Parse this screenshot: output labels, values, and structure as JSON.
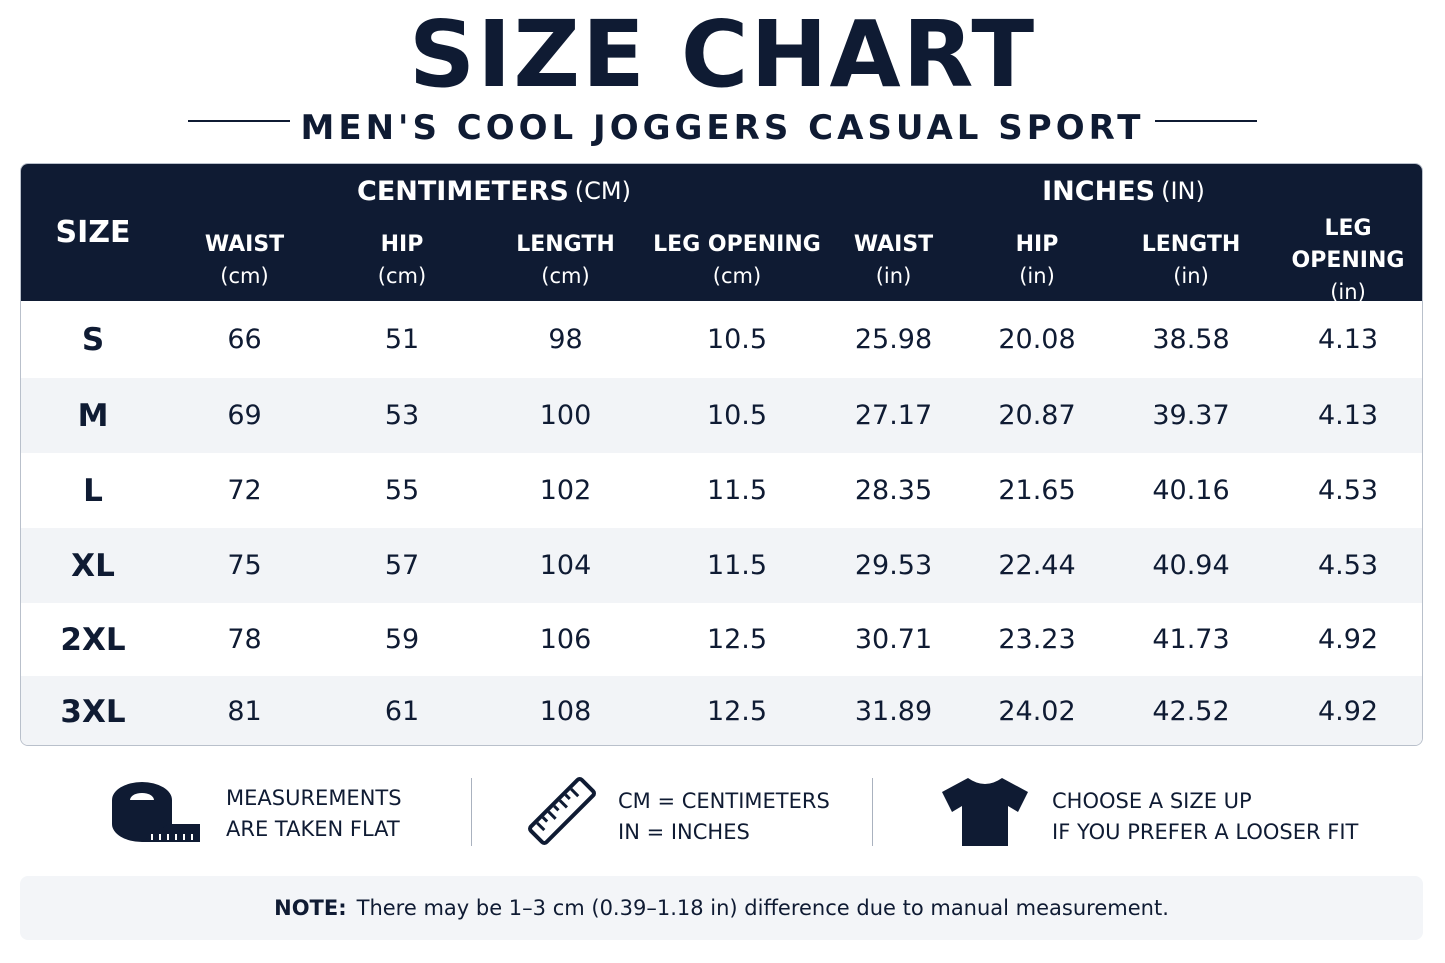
{
  "header": {
    "title": "SIZE CHART",
    "subtitle": "MEN'S COOL JOGGERS CASUAL SPORT"
  },
  "table": {
    "size_header": "SIZE",
    "groups": [
      {
        "label": "CENTIMETERS",
        "unit": "(CM)"
      },
      {
        "label": "INCHES",
        "unit": "(IN)"
      }
    ],
    "columns": [
      {
        "label": "WAIST",
        "unit": "(cm)"
      },
      {
        "label": "HIP",
        "unit": "(cm)"
      },
      {
        "label": "LENGTH",
        "unit": "(cm)"
      },
      {
        "label": "LEG OPENING",
        "unit": "(cm)"
      },
      {
        "label": "WAIST",
        "unit": "(in)"
      },
      {
        "label": "HIP",
        "unit": "(in)"
      },
      {
        "label": "LENGTH",
        "unit": "(in)"
      },
      {
        "label": "LEG OPENING",
        "unit": "(in)"
      }
    ],
    "rows": [
      [
        "S",
        "66",
        "51",
        "98",
        "10.5",
        "25.98",
        "20.08",
        "38.58",
        "4.13"
      ],
      [
        "M",
        "69",
        "53",
        "100",
        "10.5",
        "27.17",
        "20.87",
        "39.37",
        "4.13"
      ],
      [
        "L",
        "72",
        "55",
        "102",
        "11.5",
        "28.35",
        "21.65",
        "40.16",
        "4.53"
      ],
      [
        "XL",
        "75",
        "57",
        "104",
        "11.5",
        "29.53",
        "22.44",
        "40.94",
        "4.53"
      ],
      [
        "2XL",
        "78",
        "59",
        "106",
        "12.5",
        "30.71",
        "23.23",
        "41.73",
        "4.92"
      ],
      [
        "3XL",
        "81",
        "61",
        "108",
        "12.5",
        "31.89",
        "24.02",
        "42.52",
        "4.92"
      ]
    ]
  },
  "tips": [
    {
      "lines": [
        "MEASUREMENTS",
        "ARE TAKEN FLAT"
      ]
    },
    {
      "lines": [
        "CM = CENTIMETERS",
        "IN = INCHES"
      ]
    },
    {
      "lines": [
        "CHOOSE A SIZE UP",
        "IF YOU PREFER A LOOSER FIT"
      ]
    }
  ],
  "note": {
    "label": "NOTE:",
    "text": "There may be 1–3 cm (0.39–1.18 in) difference due to manual measurement."
  }
}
────────────────
## What to produce
Your copy should match the records word for word, with the pictures removed.

## Worked answer
Parse this screenshot: output labels, values, and structure as JSON.
{
  "header": {
    "title": "SIZE CHART",
    "subtitle": "MEN'S COOL JOGGERS CASUAL SPORT"
  },
  "table": {
    "size_header": "SIZE",
    "groups": [
      {
        "label": "CENTIMETERS",
        "unit": "(CM)"
      },
      {
        "label": "INCHES",
        "unit": "(IN)"
      }
    ],
    "columns": [
      {
        "label": "WAIST",
        "unit": "(cm)"
      },
      {
        "label": "HIP",
        "unit": "(cm)"
      },
      {
        "label": "LENGTH",
        "unit": "(cm)"
      },
      {
        "label": "LEG OPENING",
        "unit": "(cm)"
      },
      {
        "label": "WAIST",
        "unit": "(in)"
      },
      {
        "label": "HIP",
        "unit": "(in)"
      },
      {
        "label": "LENGTH",
        "unit": "(in)"
      },
      {
        "label": "LEG OPENING",
        "unit": "(in)"
      }
    ],
    "rows": [
      [
        "S",
        "66",
        "51",
        "98",
        "10.5",
        "25.98",
        "20.08",
        "38.58",
        "4.13"
      ],
      [
        "M",
        "69",
        "53",
        "100",
        "10.5",
        "27.17",
        "20.87",
        "39.37",
        "4.13"
      ],
      [
        "L",
        "72",
        "55",
        "102",
        "11.5",
        "28.35",
        "21.65",
        "40.16",
        "4.53"
      ],
      [
        "XL",
        "75",
        "57",
        "104",
        "11.5",
        "29.53",
        "22.44",
        "40.94",
        "4.53"
      ],
      [
        "2XL",
        "78",
        "59",
        "106",
        "12.5",
        "30.71",
        "23.23",
        "41.73",
        "4.92"
      ],
      [
        "3XL",
        "81",
        "61",
        "108",
        "12.5",
        "31.89",
        "24.02",
        "42.52",
        "4.92"
      ]
    ]
  },
  "tips": [
    {
      "lines": [
        "MEASUREMENTS",
        "ARE TAKEN FLAT"
      ]
    },
    {
      "lines": [
        "CM = CENTIMETERS",
        "IN = INCHES"
      ]
    },
    {
      "lines": [
        "CHOOSE A SIZE UP",
        "IF YOU PREFER A LOOSER FIT"
      ]
    }
  ],
  "note": {
    "label": "NOTE:",
    "text": "There may be 1–3 cm (0.39–1.18 in) difference due to manual measurement."
  }
}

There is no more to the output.